» **WHAT TO DO**
Say how many lines in the data below contain the word "Cortex", and give no other text.

» **SOURCE DATA**
START
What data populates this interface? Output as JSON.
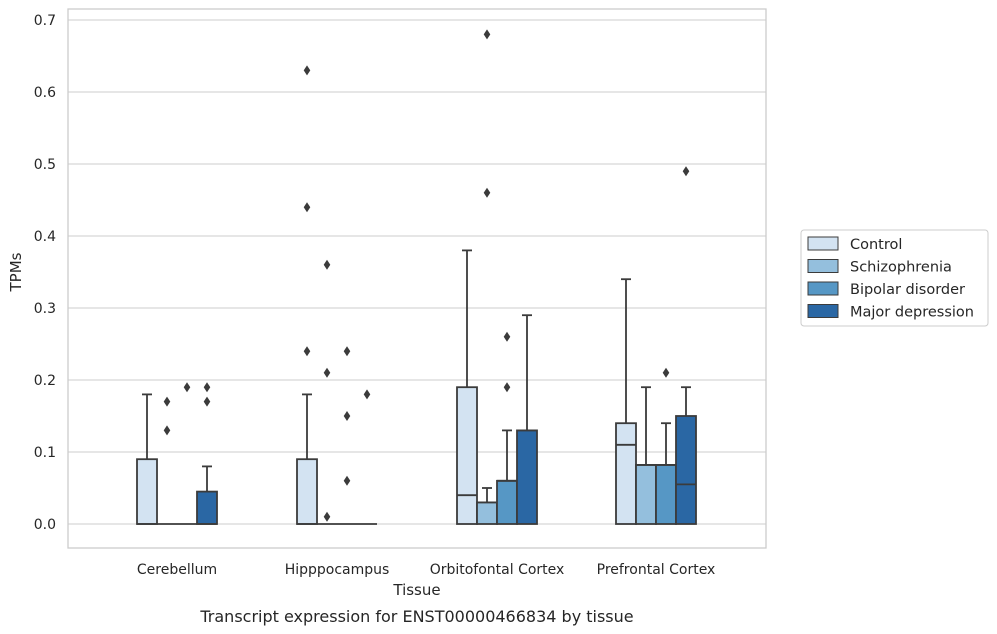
{
  "chart_data": {
    "type": "box",
    "caption": "Transcript expression for ENST00000466834 by tissue",
    "xlabel": "Tissue",
    "ylabel": "TPMs",
    "ylim": [
      -0.033,
      0.715
    ],
    "yticks": [
      "0.0",
      "0.1",
      "0.2",
      "0.3",
      "0.4",
      "0.5",
      "0.6",
      "0.7"
    ],
    "grid": true,
    "legend_position": "right",
    "categories": [
      "Cerebellum",
      "Hipppocampus",
      "Orbitofontal Cortex",
      "Prefrontal Cortex"
    ],
    "series": [
      {
        "name": "Control",
        "color": "#d3e3f2",
        "boxes": [
          {
            "q1": 0,
            "median": 0,
            "q3": 0.09,
            "whisker_low": 0,
            "whisker_high": 0.18,
            "outliers": []
          },
          {
            "q1": 0,
            "median": 0,
            "q3": 0.09,
            "whisker_low": 0,
            "whisker_high": 0.18,
            "outliers": [
              0.63,
              0.44,
              0.24
            ]
          },
          {
            "q1": 0,
            "median": 0.04,
            "q3": 0.19,
            "whisker_low": 0,
            "whisker_high": 0.38,
            "outliers": []
          },
          {
            "q1": 0,
            "median": 0.11,
            "q3": 0.14,
            "whisker_low": 0,
            "whisker_high": 0.34,
            "outliers": []
          }
        ]
      },
      {
        "name": "Schizophrenia",
        "color": "#94bfdd",
        "boxes": [
          {
            "q1": 0,
            "median": 0,
            "q3": 0,
            "whisker_low": 0,
            "whisker_high": 0,
            "outliers": [
              0.17,
              0.13
            ]
          },
          {
            "q1": 0,
            "median": 0,
            "q3": 0,
            "whisker_low": 0,
            "whisker_high": 0,
            "outliers": [
              0.36,
              0.21,
              0.01
            ]
          },
          {
            "q1": 0,
            "median": 0.03,
            "q3": 0.03,
            "whisker_low": 0,
            "whisker_high": 0.05,
            "outliers": [
              0.68,
              0.46
            ]
          },
          {
            "q1": 0,
            "median": 0.082,
            "q3": 0.082,
            "whisker_low": 0,
            "whisker_high": 0.19,
            "outliers": []
          }
        ]
      },
      {
        "name": "Bipolar disorder",
        "color": "#5697c5",
        "boxes": [
          {
            "q1": 0,
            "median": 0,
            "q3": 0,
            "whisker_low": 0,
            "whisker_high": 0,
            "outliers": [
              0.19
            ]
          },
          {
            "q1": 0,
            "median": 0,
            "q3": 0,
            "whisker_low": 0,
            "whisker_high": 0,
            "outliers": [
              0.24,
              0.15,
              0.06
            ]
          },
          {
            "q1": 0,
            "median": 0.06,
            "q3": 0.06,
            "whisker_low": 0,
            "whisker_high": 0.13,
            "outliers": [
              0.26,
              0.19
            ]
          },
          {
            "q1": 0,
            "median": 0.082,
            "q3": 0.082,
            "whisker_low": 0,
            "whisker_high": 0.14,
            "outliers": [
              0.21
            ]
          }
        ]
      },
      {
        "name": "Major depression",
        "color": "#2a67a4",
        "boxes": [
          {
            "q1": 0,
            "median": 0,
            "q3": 0.045,
            "whisker_low": 0,
            "whisker_high": 0.08,
            "outliers": [
              0.19,
              0.17
            ]
          },
          {
            "q1": 0,
            "median": 0,
            "q3": 0,
            "whisker_low": 0,
            "whisker_high": 0,
            "outliers": [
              0.18
            ]
          },
          {
            "q1": 0,
            "median": 0.13,
            "q3": 0.13,
            "whisker_low": 0,
            "whisker_high": 0.29,
            "outliers": []
          },
          {
            "q1": 0,
            "median": 0.055,
            "q3": 0.15,
            "whisker_low": 0,
            "whisker_high": 0.19,
            "outliers": [
              0.49
            ]
          }
        ]
      }
    ]
  }
}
END
» **TASK ANSWER**
2